[Collection entries]
----------

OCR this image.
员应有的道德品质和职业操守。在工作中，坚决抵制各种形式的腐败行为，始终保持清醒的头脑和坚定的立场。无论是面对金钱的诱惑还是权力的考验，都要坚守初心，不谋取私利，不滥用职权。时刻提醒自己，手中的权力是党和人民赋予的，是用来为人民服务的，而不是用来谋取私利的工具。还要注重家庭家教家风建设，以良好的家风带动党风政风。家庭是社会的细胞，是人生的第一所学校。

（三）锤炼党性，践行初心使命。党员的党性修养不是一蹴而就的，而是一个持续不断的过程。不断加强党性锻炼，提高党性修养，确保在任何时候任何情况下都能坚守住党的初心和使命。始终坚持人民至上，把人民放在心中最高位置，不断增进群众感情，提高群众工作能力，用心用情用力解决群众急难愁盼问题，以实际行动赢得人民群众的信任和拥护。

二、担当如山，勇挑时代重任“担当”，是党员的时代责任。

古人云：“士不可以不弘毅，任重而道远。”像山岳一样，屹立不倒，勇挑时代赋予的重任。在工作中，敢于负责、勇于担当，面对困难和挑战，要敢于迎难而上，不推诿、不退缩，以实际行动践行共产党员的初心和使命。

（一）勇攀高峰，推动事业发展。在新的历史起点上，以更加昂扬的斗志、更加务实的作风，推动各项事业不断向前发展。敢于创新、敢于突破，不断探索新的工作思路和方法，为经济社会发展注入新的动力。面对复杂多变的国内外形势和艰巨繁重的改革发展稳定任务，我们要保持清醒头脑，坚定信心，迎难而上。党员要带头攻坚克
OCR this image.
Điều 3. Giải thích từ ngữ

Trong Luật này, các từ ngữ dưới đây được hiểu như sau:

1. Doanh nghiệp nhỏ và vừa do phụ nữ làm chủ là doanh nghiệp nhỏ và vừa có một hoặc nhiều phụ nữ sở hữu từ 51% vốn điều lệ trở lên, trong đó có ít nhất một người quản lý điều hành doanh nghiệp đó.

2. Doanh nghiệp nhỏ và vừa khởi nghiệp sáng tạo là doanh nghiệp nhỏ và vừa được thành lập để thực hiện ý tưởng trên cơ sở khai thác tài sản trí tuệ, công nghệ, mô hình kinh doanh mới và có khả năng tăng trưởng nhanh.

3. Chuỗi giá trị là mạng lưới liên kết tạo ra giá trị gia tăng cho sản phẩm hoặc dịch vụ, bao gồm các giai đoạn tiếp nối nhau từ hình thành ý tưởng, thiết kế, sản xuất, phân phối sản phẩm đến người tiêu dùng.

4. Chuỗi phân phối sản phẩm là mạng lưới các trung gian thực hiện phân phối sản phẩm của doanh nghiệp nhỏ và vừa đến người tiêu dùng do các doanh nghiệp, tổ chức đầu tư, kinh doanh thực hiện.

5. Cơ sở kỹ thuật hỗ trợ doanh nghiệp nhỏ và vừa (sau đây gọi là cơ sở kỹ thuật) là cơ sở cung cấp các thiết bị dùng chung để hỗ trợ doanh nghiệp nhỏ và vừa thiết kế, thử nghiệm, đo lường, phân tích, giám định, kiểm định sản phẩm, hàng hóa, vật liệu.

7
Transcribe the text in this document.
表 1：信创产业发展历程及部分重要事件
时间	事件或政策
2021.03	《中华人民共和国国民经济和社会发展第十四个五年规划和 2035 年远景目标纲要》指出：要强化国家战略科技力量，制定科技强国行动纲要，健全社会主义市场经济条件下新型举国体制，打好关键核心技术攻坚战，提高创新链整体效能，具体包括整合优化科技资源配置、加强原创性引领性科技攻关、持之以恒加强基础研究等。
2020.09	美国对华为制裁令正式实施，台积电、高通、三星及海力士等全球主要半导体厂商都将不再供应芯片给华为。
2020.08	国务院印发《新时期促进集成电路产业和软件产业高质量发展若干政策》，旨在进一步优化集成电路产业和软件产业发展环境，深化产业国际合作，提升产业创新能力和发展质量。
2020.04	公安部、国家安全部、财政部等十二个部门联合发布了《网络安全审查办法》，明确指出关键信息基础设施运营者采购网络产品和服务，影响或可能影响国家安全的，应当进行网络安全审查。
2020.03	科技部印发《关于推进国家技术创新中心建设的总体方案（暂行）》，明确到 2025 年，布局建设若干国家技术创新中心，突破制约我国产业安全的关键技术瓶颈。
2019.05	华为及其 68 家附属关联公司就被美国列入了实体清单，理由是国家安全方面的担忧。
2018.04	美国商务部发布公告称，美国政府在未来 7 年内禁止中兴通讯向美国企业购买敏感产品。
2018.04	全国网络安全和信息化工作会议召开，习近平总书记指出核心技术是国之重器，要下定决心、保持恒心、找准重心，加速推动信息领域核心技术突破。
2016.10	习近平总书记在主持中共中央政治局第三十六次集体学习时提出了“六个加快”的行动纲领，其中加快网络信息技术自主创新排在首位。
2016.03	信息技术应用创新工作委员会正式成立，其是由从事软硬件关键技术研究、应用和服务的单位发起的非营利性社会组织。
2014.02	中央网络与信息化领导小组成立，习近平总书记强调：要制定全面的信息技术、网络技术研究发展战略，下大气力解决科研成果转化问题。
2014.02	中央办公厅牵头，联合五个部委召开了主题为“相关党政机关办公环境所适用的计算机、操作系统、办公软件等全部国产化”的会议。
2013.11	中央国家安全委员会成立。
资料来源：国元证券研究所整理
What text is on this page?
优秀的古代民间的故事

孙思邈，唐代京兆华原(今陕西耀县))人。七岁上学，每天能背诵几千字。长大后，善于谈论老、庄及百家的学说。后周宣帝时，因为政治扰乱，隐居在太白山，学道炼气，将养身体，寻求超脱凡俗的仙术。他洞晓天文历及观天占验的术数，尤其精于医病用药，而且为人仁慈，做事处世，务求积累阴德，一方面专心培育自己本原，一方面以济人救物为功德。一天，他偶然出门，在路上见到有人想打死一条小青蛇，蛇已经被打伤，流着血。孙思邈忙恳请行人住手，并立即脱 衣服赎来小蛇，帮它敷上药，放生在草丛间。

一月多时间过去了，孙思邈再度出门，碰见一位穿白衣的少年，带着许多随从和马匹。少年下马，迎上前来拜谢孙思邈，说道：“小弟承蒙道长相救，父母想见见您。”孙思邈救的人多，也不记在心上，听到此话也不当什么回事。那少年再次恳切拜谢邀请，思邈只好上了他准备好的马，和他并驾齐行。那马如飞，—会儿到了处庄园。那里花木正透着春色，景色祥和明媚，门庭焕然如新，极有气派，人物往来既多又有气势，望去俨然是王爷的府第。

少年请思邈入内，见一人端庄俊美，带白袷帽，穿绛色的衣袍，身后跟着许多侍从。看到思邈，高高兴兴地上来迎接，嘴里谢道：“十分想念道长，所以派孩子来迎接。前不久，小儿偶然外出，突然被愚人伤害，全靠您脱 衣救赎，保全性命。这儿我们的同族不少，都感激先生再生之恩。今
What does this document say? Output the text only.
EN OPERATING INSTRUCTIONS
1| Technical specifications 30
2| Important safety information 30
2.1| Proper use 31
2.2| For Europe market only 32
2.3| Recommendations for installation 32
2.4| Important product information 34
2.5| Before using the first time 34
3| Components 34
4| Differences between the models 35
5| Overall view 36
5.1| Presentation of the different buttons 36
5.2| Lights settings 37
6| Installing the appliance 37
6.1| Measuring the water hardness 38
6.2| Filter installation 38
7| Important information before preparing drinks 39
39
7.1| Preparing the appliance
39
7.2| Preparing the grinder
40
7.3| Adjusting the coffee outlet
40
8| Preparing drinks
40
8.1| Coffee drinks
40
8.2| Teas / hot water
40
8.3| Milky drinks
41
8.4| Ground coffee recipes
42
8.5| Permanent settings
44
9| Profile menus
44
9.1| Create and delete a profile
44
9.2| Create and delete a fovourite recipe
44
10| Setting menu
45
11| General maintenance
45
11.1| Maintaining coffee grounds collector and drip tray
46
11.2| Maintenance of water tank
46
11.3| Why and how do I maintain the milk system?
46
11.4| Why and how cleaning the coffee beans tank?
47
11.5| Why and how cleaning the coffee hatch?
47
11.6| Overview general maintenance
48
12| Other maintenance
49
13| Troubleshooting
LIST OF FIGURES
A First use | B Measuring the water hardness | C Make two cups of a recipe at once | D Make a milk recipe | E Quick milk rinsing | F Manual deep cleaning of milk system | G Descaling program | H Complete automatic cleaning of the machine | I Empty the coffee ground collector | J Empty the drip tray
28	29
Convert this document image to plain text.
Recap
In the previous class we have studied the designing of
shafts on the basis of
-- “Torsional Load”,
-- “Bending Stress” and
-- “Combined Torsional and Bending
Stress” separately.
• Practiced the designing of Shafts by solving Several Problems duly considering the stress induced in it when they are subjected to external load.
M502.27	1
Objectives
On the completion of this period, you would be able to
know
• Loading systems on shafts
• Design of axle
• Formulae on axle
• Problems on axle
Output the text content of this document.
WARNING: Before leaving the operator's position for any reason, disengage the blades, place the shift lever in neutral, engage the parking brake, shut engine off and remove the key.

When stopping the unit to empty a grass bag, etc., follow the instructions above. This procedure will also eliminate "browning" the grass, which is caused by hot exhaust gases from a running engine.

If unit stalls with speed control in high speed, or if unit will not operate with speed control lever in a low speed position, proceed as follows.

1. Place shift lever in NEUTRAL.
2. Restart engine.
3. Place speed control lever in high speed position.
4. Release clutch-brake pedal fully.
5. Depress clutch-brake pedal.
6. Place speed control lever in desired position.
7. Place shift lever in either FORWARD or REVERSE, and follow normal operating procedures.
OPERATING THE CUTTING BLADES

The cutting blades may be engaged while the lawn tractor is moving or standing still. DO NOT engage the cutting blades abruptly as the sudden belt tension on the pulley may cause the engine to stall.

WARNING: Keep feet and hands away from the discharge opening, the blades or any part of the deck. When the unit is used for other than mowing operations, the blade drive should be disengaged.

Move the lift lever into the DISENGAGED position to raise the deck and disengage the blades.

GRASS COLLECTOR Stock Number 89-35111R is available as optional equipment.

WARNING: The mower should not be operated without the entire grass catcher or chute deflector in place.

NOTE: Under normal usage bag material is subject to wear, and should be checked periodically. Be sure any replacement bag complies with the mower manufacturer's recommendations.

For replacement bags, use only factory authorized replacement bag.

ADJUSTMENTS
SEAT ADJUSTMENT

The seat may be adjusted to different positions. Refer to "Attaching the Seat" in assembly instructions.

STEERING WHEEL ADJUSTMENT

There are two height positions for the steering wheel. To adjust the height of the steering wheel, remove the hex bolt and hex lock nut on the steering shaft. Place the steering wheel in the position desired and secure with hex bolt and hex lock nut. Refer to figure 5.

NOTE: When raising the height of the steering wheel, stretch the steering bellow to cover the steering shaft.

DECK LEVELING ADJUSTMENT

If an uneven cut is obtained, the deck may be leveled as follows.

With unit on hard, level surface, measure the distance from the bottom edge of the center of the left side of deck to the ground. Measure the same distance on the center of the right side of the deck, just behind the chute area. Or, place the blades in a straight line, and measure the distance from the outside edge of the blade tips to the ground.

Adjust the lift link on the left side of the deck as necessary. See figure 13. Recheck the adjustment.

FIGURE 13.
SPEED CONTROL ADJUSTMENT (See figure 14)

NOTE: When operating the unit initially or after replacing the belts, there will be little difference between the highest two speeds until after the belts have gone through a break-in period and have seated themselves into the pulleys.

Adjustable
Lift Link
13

----------

**Written request**
Find each line holding "hiện". Copy it out.

**Expected answer**
2. Doanh nghiệp nhỏ và vừa khởi nghiệp sáng tạo là doanh nghiệp nhỏ và vừa được thành lập để thực hiện ý tưởng trên cơ sở khai thác tài sản trí tuệ, công nghệ, mô hình kinh doanh mới và có khả năng tăng trưởng nhanh.
4. Chuỗi phân phối sản phẩm là mạng lưới các trung gian thực hiện phân phối sản phẩm của doanh nghiệp nhỏ và vừa đến người tiêu dùng do các doanh nghiệp, tổ chức đầu tư, kinh doanh thực hiện.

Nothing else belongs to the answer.